# Task statement
Select from the data all lines with the word "деятельности".

# Entries shown
·····

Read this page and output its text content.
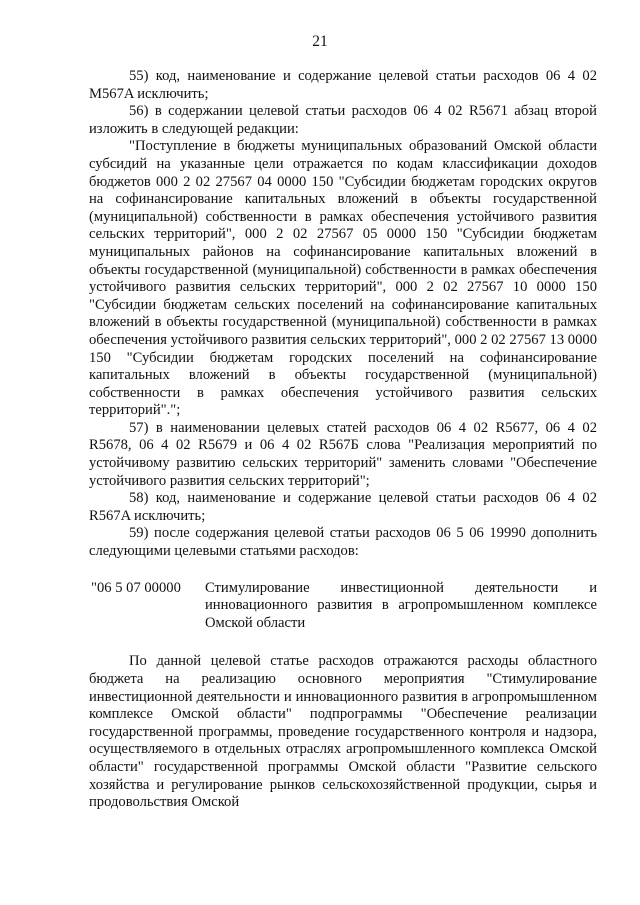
21

55) код, наименование и содержание целевой статьи расходов 06 4 02 M567A исключить;

56) в содержании целевой статьи расходов 06 4 02 R5671 абзац второй изложить в следующей редакции:

"Поступление в бюджеты муниципальных образований Омской области субсидий на указанные цели отражается по кодам классификации доходов бюджетов 000 2 02 27567 04 0000 150 "Субсидии бюджетам городских округов на софинансирование капитальных вложений в объекты государственной (муниципальной) собственности в рамках обеспечения устойчивого развития сельских территорий", 000 2 02 27567 05 0000 150 "Субсидии бюджетам муниципальных районов на софинансирование капитальных вложений в объекты государственной (муниципальной) собственности в рамках обеспечения устойчивого развития сельских территорий", 000 2 02 27567 10 0000 150 "Субсидии бюджетам сельских поселений на софинансирование капитальных вложений в объекты государственной (муниципальной) собственности в рамках обеспечения устойчивого развития сельских территорий", 000 2 02 27567 13 0000 150 "Субсидии бюджетам городских поселений на софинансирование капитальных вложений в объекты государственной (муниципальной) собственности в рамках обеспечения устойчивого развития сельских территорий".";

57) в наименовании целевых статей расходов 06 4 02 R5677, 06 4 02 R5678, 06 4 02 R5679 и 06 4 02 R567Б слова "Реализация мероприятий по устойчивому развитию сельских территорий" заменить словами "Обеспечение устойчивого развития сельских территорий";

58) код, наименование и содержание целевой статьи расходов 06 4 02 R567A исключить;

59) после содержания целевой статьи расходов 06 5 06 19990 дополнить следующими целевыми статьями расходов:

"06 5 07 00000	Стимулирование инвестиционной деятельности и инновационного развития в агропромышленном комплексе Омской области

По данной целевой статье расходов отражаются расходы областного бюджета на реализацию основного мероприятия "Стимулирование инвестиционной деятельности и инновационного развития в агропромышленном комплексе Омской области" подпрограммы "Обеспечение реализации государственной программы, проведение государственного контроля и надзора, осуществляемого в отдельных отраслях агропромышленного комплекса Омской области" государственной программы Омской области "Развитие сельского хозяйства и регулирование рынков сельскохозяйственной продукции, сырья и продовольствия Омской
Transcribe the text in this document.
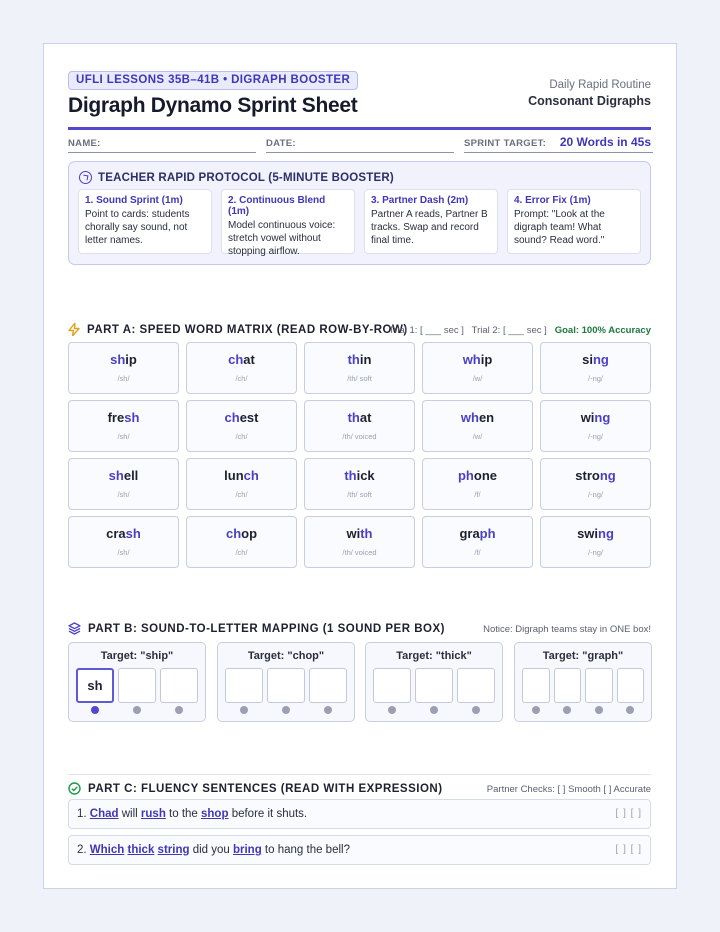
UFLI LESSONS 35B–41B • DIGRAPH BOOSTER
Digraph Dynamo Sprint Sheet
Daily Rapid Routine
Consonant Digraphs
NAME:	DATE:	SPRINT TARGET: 20 Words in 45s
TEACHER RAPID PROTOCOL (5-MINUTE BOOSTER)
1. Sound Sprint (1m)
Point to cards: students chorally say sound, not letter names.
2. Continuous Blend (1m)
Model continuous voice: stretch vowel without stopping airflow.
3. Partner Dash (2m)
Partner A reads, Partner B tracks. Swap and record final time.
4. Error Fix (1m)
Prompt: "Look at the digraph team! What sound? Read word."
PART A: SPEED WORD MATRIX (READ ROW-BY-ROW)
Trial 1: [ ___ sec ] Trial 2: [ ___ sec ] Goal: 100% Accuracy
PART B: SOUND-TO-LETTER MAPPING (1 SOUND PER BOX)	Notice: Digraph teams stay in ONE box!
PART C: FLUENCY SENTENCES (READ WITH EXPRESSION)	Partner Checks: [ ] Smooth [ ] Accurate
ship
/sh/
chat
/ch/
thin
/th/ soft
whip
/w/
sing
/-ng/
fresh
/sh/
chest
/ch/
that
/th/ voiced
when
/w/
wing
/-ng/
shell
/sh/
lunch
/ch/
thick
/th/ soft
phone
/f/
strong
/-ng/
crash
/sh/
chop
/ch/
with
/th/ voiced
graph
/f/
swing
/-ng/
Target: "ship"
sh
Target: "chop"	Target: "thick"	Target: "graph"
1. Chad will rush to the shop before it shuts.	[ ] [ ]
2. Which thick string did you bring to hang the bell?	[ ] [ ]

·····

# Reply
"06 5 07 00000	Стимулирование инвестиционной деятельности и инновационного развития в агропромышленном комплексе Омской области
По данной целевой статье расходов отражаются расходы областного бюджета на реализацию основного мероприятия "Стимулирование инвестиционной деятельности и инновационного развития в агропромышленном комплексе Омской области" подпрограммы "Обеспечение реализации государственной программы, проведение государственного контроля и надзора, осуществляемого в отдельных отраслях агропромышленного комплекса Омской области" государственной программы Омской области "Развитие сельского хозяйства и регулирование рынков сельскохозяйственной продукции, сырья и продовольствия Омской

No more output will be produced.